» Extracted records:
--- start ---
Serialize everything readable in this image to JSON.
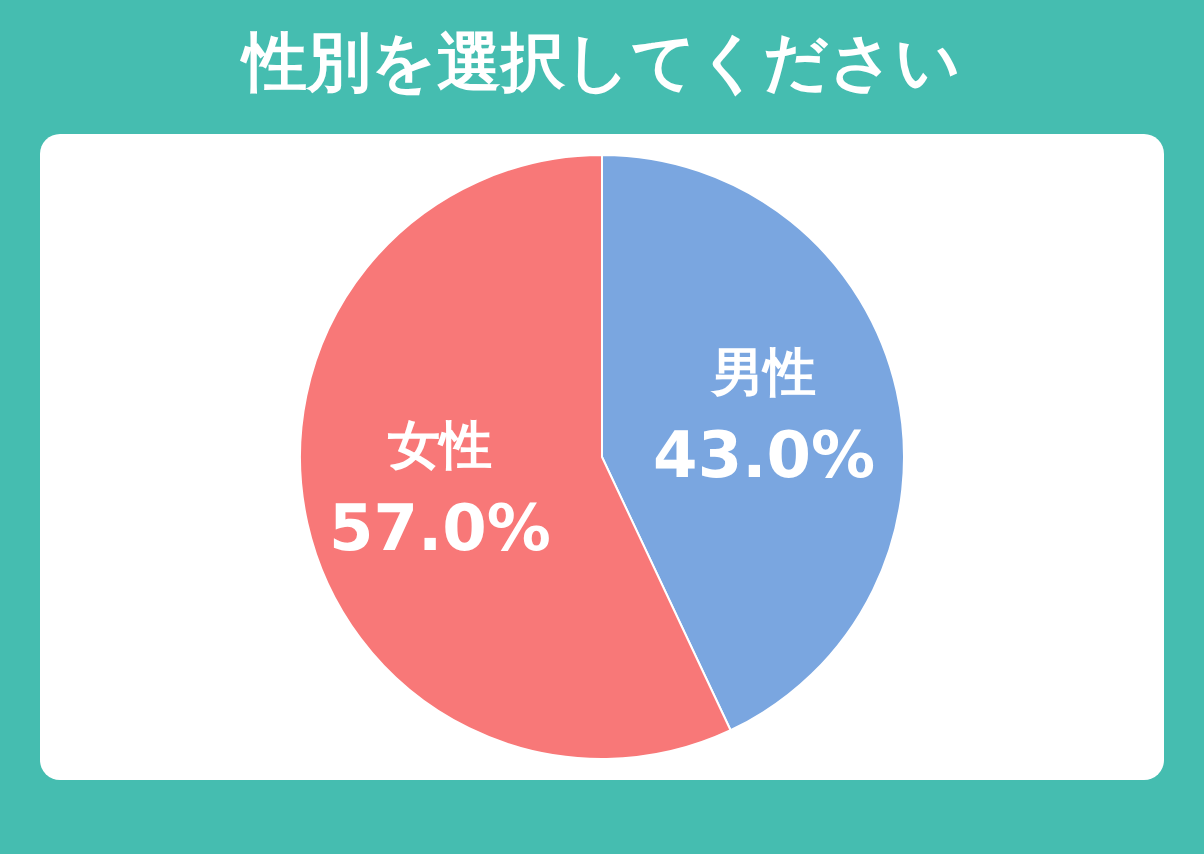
{
  "chart_data": {
    "type": "pie",
    "title": "性別を選択してください",
    "categories": [
      "男性",
      "女性"
    ],
    "values": [
      43.0,
      57.0
    ],
    "value_labels": [
      "43.0%",
      "57.0%"
    ],
    "colors": [
      "#7aa6e0",
      "#f87878"
    ],
    "legend": false
  }
}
--- end ---
» Short task: Copy each line of the records precisely and drop any images they hold.

» Full solution:
Serialize everything readable in this image to JSON.
{
  "chart_data": {
    "type": "pie",
    "title": "性別を選択してください",
    "categories": [
      "男性",
      "女性"
    ],
    "values": [
      43.0,
      57.0
    ],
    "value_labels": [
      "43.0%",
      "57.0%"
    ],
    "colors": [
      "#7aa6e0",
      "#f87878"
    ],
    "legend": false
  }
}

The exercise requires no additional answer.